Saved data entries
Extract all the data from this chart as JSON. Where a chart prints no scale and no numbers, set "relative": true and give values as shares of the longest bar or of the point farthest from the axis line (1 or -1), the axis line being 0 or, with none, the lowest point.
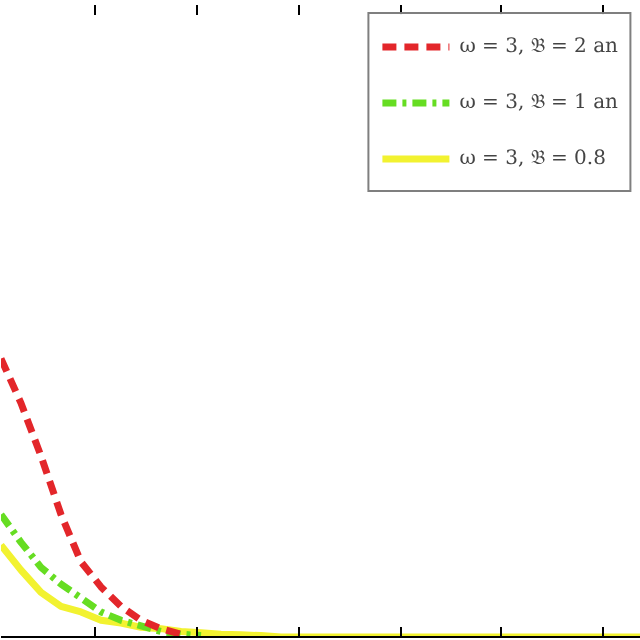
{
  "chart_data": {
    "type": "line",
    "relative": true,
    "categories": [
      null,
      null,
      null,
      null,
      null,
      null,
      null,
      null,
      null,
      null,
      null,
      null,
      null,
      null,
      null,
      null,
      null,
      null,
      null,
      null,
      null,
      null,
      null,
      null,
      null,
      null,
      null,
      null,
      null,
      null,
      null,
      null,
      null
    ],
    "series": [
      {
        "name": "ω = 3, 𝔅 = 2 an",
        "color": "#e3262a",
        "line_style": "dashed",
        "values": [
          1,
          0.84,
          0.65,
          0.44,
          0.27,
          0.18,
          0.11,
          0.06,
          0.03,
          0.01,
          null,
          null,
          null,
          null,
          null,
          null,
          null,
          null,
          null,
          null,
          null,
          null,
          null,
          null,
          null,
          null,
          null,
          null,
          null,
          null,
          null,
          null,
          null
        ]
      },
      {
        "name": "ω = 3, 𝔅 = 1 an",
        "color": "#66dd22",
        "line_style": "dashdot",
        "values": [
          0.44,
          0.34,
          0.25,
          0.19,
          0.14,
          0.09,
          0.06,
          0.04,
          0.02,
          0.01,
          0.005,
          null,
          null,
          null,
          null,
          null,
          null,
          null,
          null,
          null,
          null,
          null,
          null,
          null,
          null,
          null,
          null,
          null,
          null,
          null,
          null,
          null,
          null
        ]
      },
      {
        "name": "ω = 3, 𝔅 = 0.8",
        "color": "#f2f230",
        "line_style": "solid",
        "values": [
          0.33,
          0.24,
          0.16,
          0.11,
          0.09,
          0.06,
          0.05,
          0.035,
          0.03,
          0.02,
          0.015,
          0.01,
          0.008,
          0.005,
          0,
          0,
          0,
          0,
          0,
          0,
          0,
          0,
          0,
          0,
          0,
          0,
          0,
          0,
          0,
          0,
          0,
          0,
          0
        ]
      }
    ],
    "grid": false,
    "legend": "top right"
  }
}
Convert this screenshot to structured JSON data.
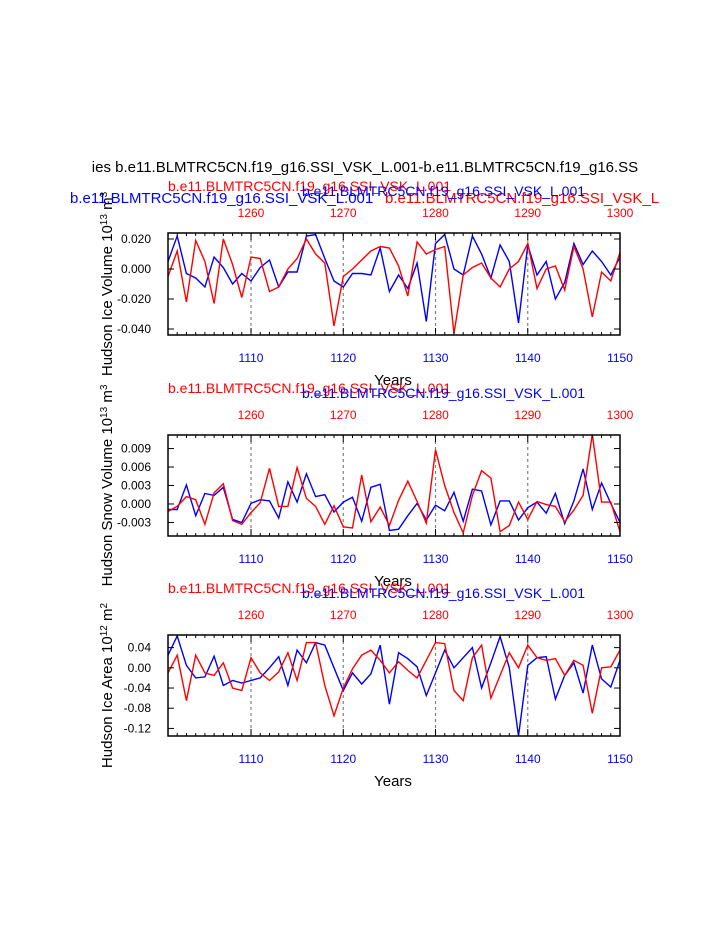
{
  "page_title": "ies b.e11.BLMTRC5CN.f19_g16.SSI_VSK_L.001-b.e11.BLMTRC5CN.f19_g16.SS",
  "page_subtitle_blue": "b.e11.BLMTRC5CN.f19_g16.SSI_VSK_L.001",
  "page_subtitle_red": "b.e11.BLMTRC5CN.f19_g16.SSI_VSK_L",
  "colors": {
    "series_a": "#0000ff",
    "series_b": "#ff0000",
    "axis": "#000000",
    "grid": "#808080"
  },
  "chart_data": [
    {
      "type": "line",
      "title_red": "b.e11.BLMTRC5CN.f19_g16.SSI_VSK_L.001",
      "title_blue": "b.e11.BLMTRC5CN.f19_g16.SSI_VSK_L.001",
      "xlabel": "Years",
      "ylabel": "Hudson Ice Volume 10",
      "ylabel_exp": "13",
      "ylabel_unit": " m",
      "ylabel_unit_exp": "3",
      "ylim": [
        -0.044,
        0.024
      ],
      "yticks": [
        0.02,
        0.0,
        -0.02,
        -0.04
      ],
      "ytick_labels": [
        "0.020",
        "0.000",
        "-0.020",
        "-0.040"
      ],
      "xlim_bottom": [
        1101,
        1150
      ],
      "xlim_top": [
        1251,
        1300
      ],
      "xticks_bottom": [
        "1110",
        "1120",
        "1130",
        "1140",
        "1150"
      ],
      "xticks_top": [
        "1260",
        "1270",
        "1280",
        "1290",
        "1300"
      ],
      "series": [
        {
          "color": "blue",
          "values": [
            0.005,
            0.022,
            -0.003,
            -0.006,
            -0.012,
            0.008,
            0.001,
            -0.01,
            -0.003,
            -0.008,
            0.001,
            0.006,
            -0.012,
            -0.002,
            -0.002,
            0.022,
            0.023,
            0.007,
            -0.008,
            -0.012,
            -0.003,
            -0.003,
            -0.004,
            0.014,
            -0.015,
            -0.004,
            -0.013,
            0.004,
            -0.035,
            0.017,
            0.023,
            0.0,
            -0.004,
            0.022,
            0.01,
            -0.006,
            0.016,
            0.005,
            -0.036,
            0.016,
            -0.004,
            0.005,
            -0.02,
            -0.009,
            0.017,
            0.003,
            0.012,
            0.005,
            -0.004,
            0.008
          ]
        },
        {
          "color": "red",
          "values": [
            -0.005,
            0.012,
            -0.022,
            0.019,
            0.005,
            -0.023,
            0.02,
            0.003,
            -0.019,
            0.008,
            0.007,
            -0.015,
            -0.012,
            0.0,
            0.007,
            0.02,
            0.01,
            0.004,
            -0.038,
            -0.005,
            0.0,
            0.006,
            0.012,
            0.015,
            0.014,
            0.002,
            -0.018,
            0.018,
            0.01,
            0.013,
            0.015,
            -0.043,
            -0.004,
            0.001,
            0.004,
            -0.006,
            -0.012,
            0.0,
            0.005,
            0.017,
            -0.013,
            0.0,
            0.002,
            -0.014,
            0.015,
            0.0,
            -0.032,
            -0.002,
            -0.008,
            0.011
          ]
        }
      ]
    },
    {
      "type": "line",
      "title_red": "b.e11.BLMTRC5CN.f19_g16.SSI_VSK_L.001",
      "title_blue": "b.e11.BLMTRC5CN.f19_g16.SSI_VSK_L.001",
      "xlabel": "Years",
      "ylabel": "Hudson Snow Volume 10",
      "ylabel_exp": "13",
      "ylabel_unit": " m",
      "ylabel_unit_exp": "3",
      "ylim": [
        -0.0052,
        0.0112
      ],
      "yticks": [
        0.009,
        0.006,
        0.003,
        0.0,
        -0.003
      ],
      "ytick_labels": [
        "0.009",
        "0.006",
        "0.003",
        "0.000",
        "-0.003"
      ],
      "xlim_bottom": [
        1101,
        1150
      ],
      "xlim_top": [
        1251,
        1300
      ],
      "xticks_bottom": [
        "1110",
        "1120",
        "1130",
        "1140",
        "1150"
      ],
      "xticks_top": [
        "1260",
        "1270",
        "1280",
        "1290",
        "1300"
      ],
      "series": [
        {
          "color": "blue",
          "values": [
            -0.0009,
            -0.0009,
            0.0031,
            -0.0019,
            0.0017,
            0.0014,
            0.0027,
            -0.0025,
            -0.003,
            0.0001,
            0.0007,
            0.0005,
            -0.0023,
            0.0036,
            0.0003,
            0.0049,
            0.0012,
            0.0015,
            -0.0013,
            0.0003,
            0.0011,
            -0.0028,
            0.0027,
            0.0032,
            -0.0043,
            -0.0041,
            -0.0019,
            0.0001,
            -0.0026,
            -0.0002,
            -0.0011,
            0.0019,
            -0.0028,
            0.0024,
            0.0021,
            -0.0034,
            0.0005,
            0.0005,
            -0.0026,
            -0.0006,
            0.0003,
            -0.0015,
            0.0017,
            -0.0032,
            0.0005,
            0.0057,
            -0.0009,
            0.0034,
            0.0001,
            -0.003
          ]
        },
        {
          "color": "red",
          "values": [
            -0.0012,
            -0.0004,
            0.0012,
            0.0007,
            -0.0033,
            0.0018,
            0.0033,
            -0.0027,
            -0.0033,
            -0.0014,
            0.0002,
            0.0058,
            -0.0004,
            -0.0004,
            0.0059,
            0.0009,
            -0.0004,
            -0.0033,
            -0.0003,
            -0.0037,
            -0.0039,
            0.0047,
            -0.0029,
            -0.0005,
            -0.0035,
            0.0006,
            0.0037,
            0.0004,
            -0.0031,
            0.0088,
            0.003,
            -0.0014,
            -0.0047,
            0.0014,
            0.0054,
            0.0042,
            -0.0045,
            -0.0035,
            0.0003,
            -0.0025,
            0.0004,
            -0.0001,
            -0.0004,
            -0.0029,
            -0.001,
            0.0014,
            0.0113,
            0.0003,
            0.0003,
            -0.0045
          ]
        }
      ]
    },
    {
      "type": "line",
      "title_red": "b.e11.BLMTRC5CN.f19_g16.SSI_VSK_L.001",
      "title_blue": "b.e11.BLMTRC5CN.f19_g16.SSI_VSK_L.001",
      "xlabel": "Years",
      "ylabel": "Hudson Ice Area 10",
      "ylabel_exp": "12",
      "ylabel_unit": " m",
      "ylabel_unit_exp": "2",
      "ylim": [
        -0.135,
        0.065
      ],
      "yticks": [
        0.04,
        0.0,
        -0.04,
        -0.08,
        -0.12
      ],
      "ytick_labels": [
        "0.04",
        "0.00",
        "-0.04",
        "-0.08",
        "-0.12"
      ],
      "xlim_bottom": [
        1101,
        1150
      ],
      "xlim_top": [
        1251,
        1300
      ],
      "xticks_bottom": [
        "1110",
        "1120",
        "1130",
        "1140",
        "1150"
      ],
      "xticks_top": [
        "1260",
        "1270",
        "1280",
        "1290",
        "1300"
      ],
      "series": [
        {
          "color": "blue",
          "values": [
            0.025,
            0.063,
            0.005,
            -0.02,
            -0.018,
            0.023,
            -0.035,
            -0.025,
            -0.03,
            -0.025,
            -0.02,
            0.0,
            0.022,
            -0.035,
            0.035,
            0.01,
            0.05,
            0.045,
            0.0,
            -0.045,
            -0.01,
            -0.032,
            -0.012,
            0.045,
            -0.072,
            0.03,
            0.018,
            0.002,
            -0.055,
            -0.01,
            0.035,
            0.0,
            0.02,
            0.04,
            -0.04,
            0.01,
            0.062,
            0.0,
            -0.135,
            0.005,
            0.02,
            0.022,
            -0.062,
            -0.015,
            0.01,
            -0.05,
            0.045,
            -0.022,
            -0.038,
            0.015
          ]
        },
        {
          "color": "red",
          "values": [
            -0.01,
            0.025,
            -0.065,
            0.025,
            -0.01,
            -0.015,
            0.01,
            -0.04,
            -0.045,
            0.02,
            -0.01,
            -0.025,
            -0.008,
            0.03,
            -0.025,
            0.05,
            0.05,
            -0.035,
            -0.095,
            -0.04,
            -0.002,
            0.025,
            0.035,
            0.015,
            -0.01,
            0.012,
            -0.005,
            -0.02,
            0.015,
            0.05,
            0.048,
            -0.045,
            -0.065,
            0.02,
            0.045,
            -0.06,
            -0.015,
            0.03,
            0.0,
            0.045,
            0.02,
            0.015,
            0.018,
            -0.015,
            0.015,
            0.005,
            -0.09,
            0.0,
            0.002,
            0.035
          ]
        }
      ]
    }
  ]
}
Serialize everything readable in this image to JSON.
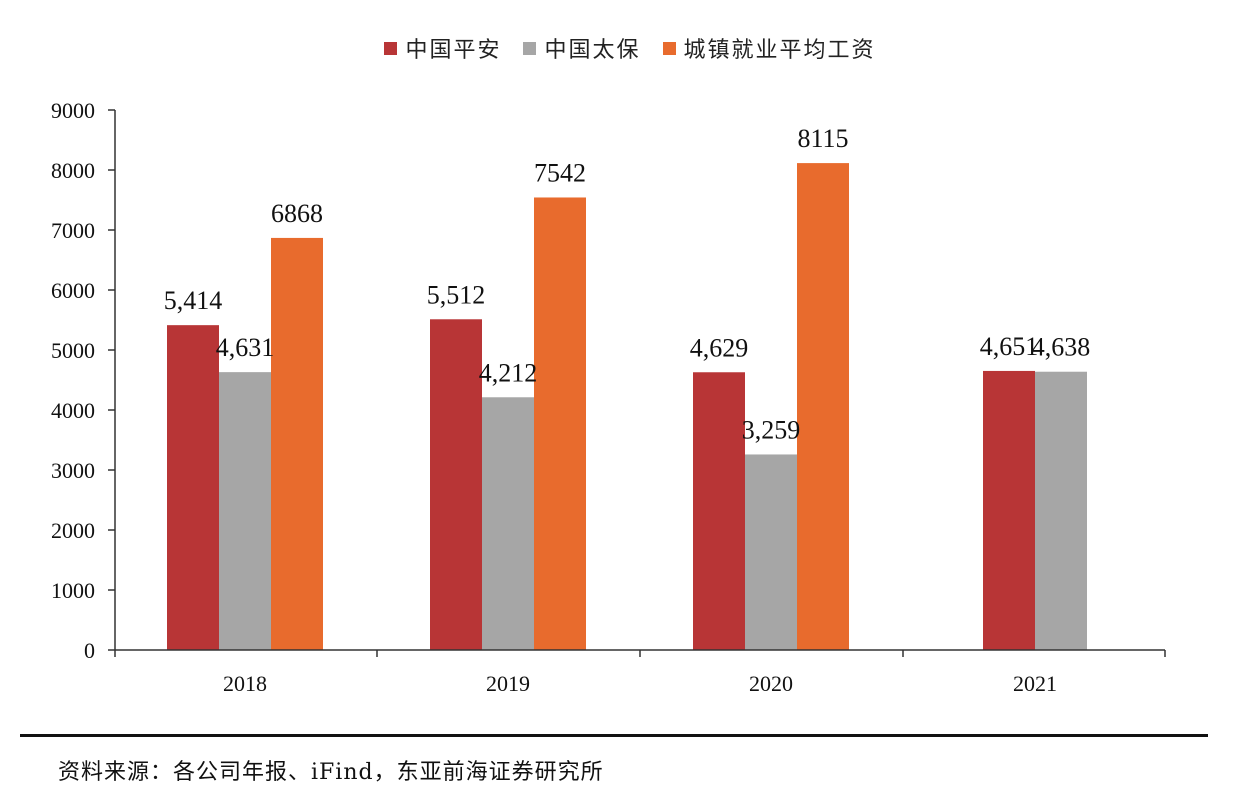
{
  "chart_data": {
    "type": "bar",
    "categories": [
      "2018",
      "2019",
      "2020",
      "2021"
    ],
    "series": [
      {
        "name": "中国平安",
        "color": "#b83536",
        "values": [
          5414,
          5512,
          4629,
          4651
        ],
        "value_labels": [
          "5,414",
          "5,512",
          "4,629",
          "4,651"
        ]
      },
      {
        "name": "中国太保",
        "color": "#a6a6a6",
        "values": [
          4631,
          4212,
          3259,
          4638
        ],
        "value_labels": [
          "4,631",
          "4,212",
          "3,259",
          "4,638"
        ]
      },
      {
        "name": "城镇就业平均工资",
        "color": "#e86b2d",
        "values": [
          6868,
          7542,
          8115,
          null
        ],
        "value_labels": [
          "6868",
          "7542",
          "8115",
          null
        ]
      }
    ],
    "ylim": [
      0,
      9000
    ],
    "yticks": [
      0,
      1000,
      2000,
      3000,
      4000,
      5000,
      6000,
      7000,
      8000,
      9000
    ],
    "ytick_labels": [
      "0",
      "1000",
      "2000",
      "3000",
      "4000",
      "5000",
      "6000",
      "7000",
      "8000",
      "9000"
    ],
    "legend_position": "top-center",
    "grid": false
  },
  "source_note": "资料来源：各公司年报、iFind，东亚前海证券研究所"
}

### TASK INSTRUCTIONS
Identify lines with the string "this". Copy each one.

### THE ANSWER
Extract all the data from this chart as JSON. Where a chart prints no scale and no numbers, set "relative": true and give values as shares of the longest bar or of the point farthest from the axis line (1 or -1), the axis line being 0 or, with none, the lowest point.
Convert this screenshot to structured JSON data.
Serialize everything readable in this image to JSON.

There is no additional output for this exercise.